• THE RECORDS

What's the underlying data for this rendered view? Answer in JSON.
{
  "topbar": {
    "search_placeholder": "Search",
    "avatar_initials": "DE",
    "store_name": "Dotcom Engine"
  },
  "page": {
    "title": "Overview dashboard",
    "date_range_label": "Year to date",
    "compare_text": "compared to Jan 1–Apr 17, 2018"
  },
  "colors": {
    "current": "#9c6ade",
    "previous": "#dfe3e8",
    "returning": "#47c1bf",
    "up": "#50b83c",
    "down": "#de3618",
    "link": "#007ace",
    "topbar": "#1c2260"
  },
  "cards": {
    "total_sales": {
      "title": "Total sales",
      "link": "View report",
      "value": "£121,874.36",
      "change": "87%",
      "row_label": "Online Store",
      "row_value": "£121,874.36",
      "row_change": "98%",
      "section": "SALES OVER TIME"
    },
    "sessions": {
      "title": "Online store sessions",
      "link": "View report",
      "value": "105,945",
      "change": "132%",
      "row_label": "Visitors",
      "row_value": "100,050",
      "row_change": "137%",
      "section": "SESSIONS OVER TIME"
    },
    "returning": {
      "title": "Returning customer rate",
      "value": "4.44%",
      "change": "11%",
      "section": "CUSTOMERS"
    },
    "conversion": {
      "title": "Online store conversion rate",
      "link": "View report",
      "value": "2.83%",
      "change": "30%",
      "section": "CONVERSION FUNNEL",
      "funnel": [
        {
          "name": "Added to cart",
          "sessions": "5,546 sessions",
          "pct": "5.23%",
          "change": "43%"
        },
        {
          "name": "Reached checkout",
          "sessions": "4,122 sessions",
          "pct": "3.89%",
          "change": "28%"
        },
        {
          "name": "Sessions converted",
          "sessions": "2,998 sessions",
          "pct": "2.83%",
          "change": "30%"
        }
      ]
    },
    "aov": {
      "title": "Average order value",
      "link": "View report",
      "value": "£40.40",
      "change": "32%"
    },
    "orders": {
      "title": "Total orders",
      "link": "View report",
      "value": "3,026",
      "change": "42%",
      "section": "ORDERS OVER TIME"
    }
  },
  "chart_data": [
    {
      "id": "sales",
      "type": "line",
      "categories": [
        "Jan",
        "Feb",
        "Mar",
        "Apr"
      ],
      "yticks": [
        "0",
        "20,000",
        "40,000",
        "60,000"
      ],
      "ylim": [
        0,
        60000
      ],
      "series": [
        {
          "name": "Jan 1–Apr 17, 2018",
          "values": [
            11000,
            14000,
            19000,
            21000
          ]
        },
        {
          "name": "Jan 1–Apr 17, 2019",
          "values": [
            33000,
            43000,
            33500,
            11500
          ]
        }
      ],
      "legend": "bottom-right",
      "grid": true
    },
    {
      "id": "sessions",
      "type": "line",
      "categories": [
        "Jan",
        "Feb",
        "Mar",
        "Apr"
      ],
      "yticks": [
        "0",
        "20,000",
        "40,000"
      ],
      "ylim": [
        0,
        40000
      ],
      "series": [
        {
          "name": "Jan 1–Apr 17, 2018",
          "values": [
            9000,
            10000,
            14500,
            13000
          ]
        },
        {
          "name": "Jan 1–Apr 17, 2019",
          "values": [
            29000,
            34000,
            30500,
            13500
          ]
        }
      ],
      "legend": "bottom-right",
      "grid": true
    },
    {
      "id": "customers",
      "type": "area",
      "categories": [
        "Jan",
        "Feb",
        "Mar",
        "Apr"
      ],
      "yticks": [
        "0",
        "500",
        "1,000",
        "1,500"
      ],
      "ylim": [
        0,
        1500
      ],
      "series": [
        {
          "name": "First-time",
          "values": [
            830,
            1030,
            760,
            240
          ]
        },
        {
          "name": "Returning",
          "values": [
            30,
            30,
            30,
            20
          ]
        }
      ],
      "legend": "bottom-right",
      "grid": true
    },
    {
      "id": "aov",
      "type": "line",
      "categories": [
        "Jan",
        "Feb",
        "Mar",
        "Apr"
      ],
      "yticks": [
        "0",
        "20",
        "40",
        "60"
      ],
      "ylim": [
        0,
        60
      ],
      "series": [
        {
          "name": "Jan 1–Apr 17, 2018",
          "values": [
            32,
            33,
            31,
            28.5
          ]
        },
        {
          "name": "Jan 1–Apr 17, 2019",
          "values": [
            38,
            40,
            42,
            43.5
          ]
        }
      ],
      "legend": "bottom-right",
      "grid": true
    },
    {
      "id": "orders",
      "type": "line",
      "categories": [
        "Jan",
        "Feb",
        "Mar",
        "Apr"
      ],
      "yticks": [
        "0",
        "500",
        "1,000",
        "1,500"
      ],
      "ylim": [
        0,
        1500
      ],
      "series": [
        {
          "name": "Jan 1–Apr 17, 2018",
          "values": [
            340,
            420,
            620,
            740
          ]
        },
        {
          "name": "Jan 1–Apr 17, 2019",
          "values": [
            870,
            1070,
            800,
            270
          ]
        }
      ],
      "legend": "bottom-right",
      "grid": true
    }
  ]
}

• TASK DIRECTIONS
Retype all the material above precisely, with no line left out.

• RESULT
What's the underlying data for this rendered view? Answer in JSON.
{
  "topbar": {
    "search_placeholder": "Search",
    "avatar_initials": "DE",
    "store_name": "Dotcom Engine"
  },
  "page": {
    "title": "Overview dashboard",
    "date_range_label": "Year to date",
    "compare_text": "compared to Jan 1–Apr 17, 2018"
  },
  "colors": {
    "current": "#9c6ade",
    "previous": "#dfe3e8",
    "returning": "#47c1bf",
    "up": "#50b83c",
    "down": "#de3618",
    "link": "#007ace",
    "topbar": "#1c2260"
  },
  "cards": {
    "total_sales": {
      "title": "Total sales",
      "link": "View report",
      "value": "£121,874.36",
      "change": "87%",
      "row_label": "Online Store",
      "row_value": "£121,874.36",
      "row_change": "98%",
      "section": "SALES OVER TIME"
    },
    "sessions": {
      "title": "Online store sessions",
      "link": "View report",
      "value": "105,945",
      "change": "132%",
      "row_label": "Visitors",
      "row_value": "100,050",
      "row_change": "137%",
      "section": "SESSIONS OVER TIME"
    },
    "returning": {
      "title": "Returning customer rate",
      "value": "4.44%",
      "change": "11%",
      "section": "CUSTOMERS"
    },
    "conversion": {
      "title": "Online store conversion rate",
      "link": "View report",
      "value": "2.83%",
      "change": "30%",
      "section": "CONVERSION FUNNEL",
      "funnel": [
        {
          "name": "Added to cart",
          "sessions": "5,546 sessions",
          "pct": "5.23%",
          "change": "43%"
        },
        {
          "name": "Reached checkout",
          "sessions": "4,122 sessions",
          "pct": "3.89%",
          "change": "28%"
        },
        {
          "name": "Sessions converted",
          "sessions": "2,998 sessions",
          "pct": "2.83%",
          "change": "30%"
        }
      ]
    },
    "aov": {
      "title": "Average order value",
      "link": "View report",
      "value": "£40.40",
      "change": "32%"
    },
    "orders": {
      "title": "Total orders",
      "link": "View report",
      "value": "3,026",
      "change": "42%",
      "section": "ORDERS OVER TIME"
    }
  },
  "chart_data": [
    {
      "id": "sales",
      "type": "line",
      "categories": [
        "Jan",
        "Feb",
        "Mar",
        "Apr"
      ],
      "yticks": [
        "0",
        "20,000",
        "40,000",
        "60,000"
      ],
      "ylim": [
        0,
        60000
      ],
      "series": [
        {
          "name": "Jan 1–Apr 17, 2018",
          "values": [
            11000,
            14000,
            19000,
            21000
          ]
        },
        {
          "name": "Jan 1–Apr 17, 2019",
          "values": [
            33000,
            43000,
            33500,
            11500
          ]
        }
      ],
      "legend": "bottom-right",
      "grid": true
    },
    {
      "id": "sessions",
      "type": "line",
      "categories": [
        "Jan",
        "Feb",
        "Mar",
        "Apr"
      ],
      "yticks": [
        "0",
        "20,000",
        "40,000"
      ],
      "ylim": [
        0,
        40000
      ],
      "series": [
        {
          "name": "Jan 1–Apr 17, 2018",
          "values": [
            9000,
            10000,
            14500,
            13000
          ]
        },
        {
          "name": "Jan 1–Apr 17, 2019",
          "values": [
            29000,
            34000,
            30500,
            13500
          ]
        }
      ],
      "legend": "bottom-right",
      "grid": true
    },
    {
      "id": "customers",
      "type": "area",
      "categories": [
        "Jan",
        "Feb",
        "Mar",
        "Apr"
      ],
      "yticks": [
        "0",
        "500",
        "1,000",
        "1,500"
      ],
      "ylim": [
        0,
        1500
      ],
      "series": [
        {
          "name": "First-time",
          "values": [
            830,
            1030,
            760,
            240
          ]
        },
        {
          "name": "Returning",
          "values": [
            30,
            30,
            30,
            20
          ]
        }
      ],
      "legend": "bottom-right",
      "grid": true
    },
    {
      "id": "aov",
      "type": "line",
      "categories": [
        "Jan",
        "Feb",
        "Mar",
        "Apr"
      ],
      "yticks": [
        "0",
        "20",
        "40",
        "60"
      ],
      "ylim": [
        0,
        60
      ],
      "series": [
        {
          "name": "Jan 1–Apr 17, 2018",
          "values": [
            32,
            33,
            31,
            28.5
          ]
        },
        {
          "name": "Jan 1–Apr 17, 2019",
          "values": [
            38,
            40,
            42,
            43.5
          ]
        }
      ],
      "legend": "bottom-right",
      "grid": true
    },
    {
      "id": "orders",
      "type": "line",
      "categories": [
        "Jan",
        "Feb",
        "Mar",
        "Apr"
      ],
      "yticks": [
        "0",
        "500",
        "1,000",
        "1,500"
      ],
      "ylim": [
        0,
        1500
      ],
      "series": [
        {
          "name": "Jan 1–Apr 17, 2018",
          "values": [
            340,
            420,
            620,
            740
          ]
        },
        {
          "name": "Jan 1–Apr 17, 2019",
          "values": [
            870,
            1070,
            800,
            270
          ]
        }
      ],
      "legend": "bottom-right",
      "grid": true
    }
  ]
}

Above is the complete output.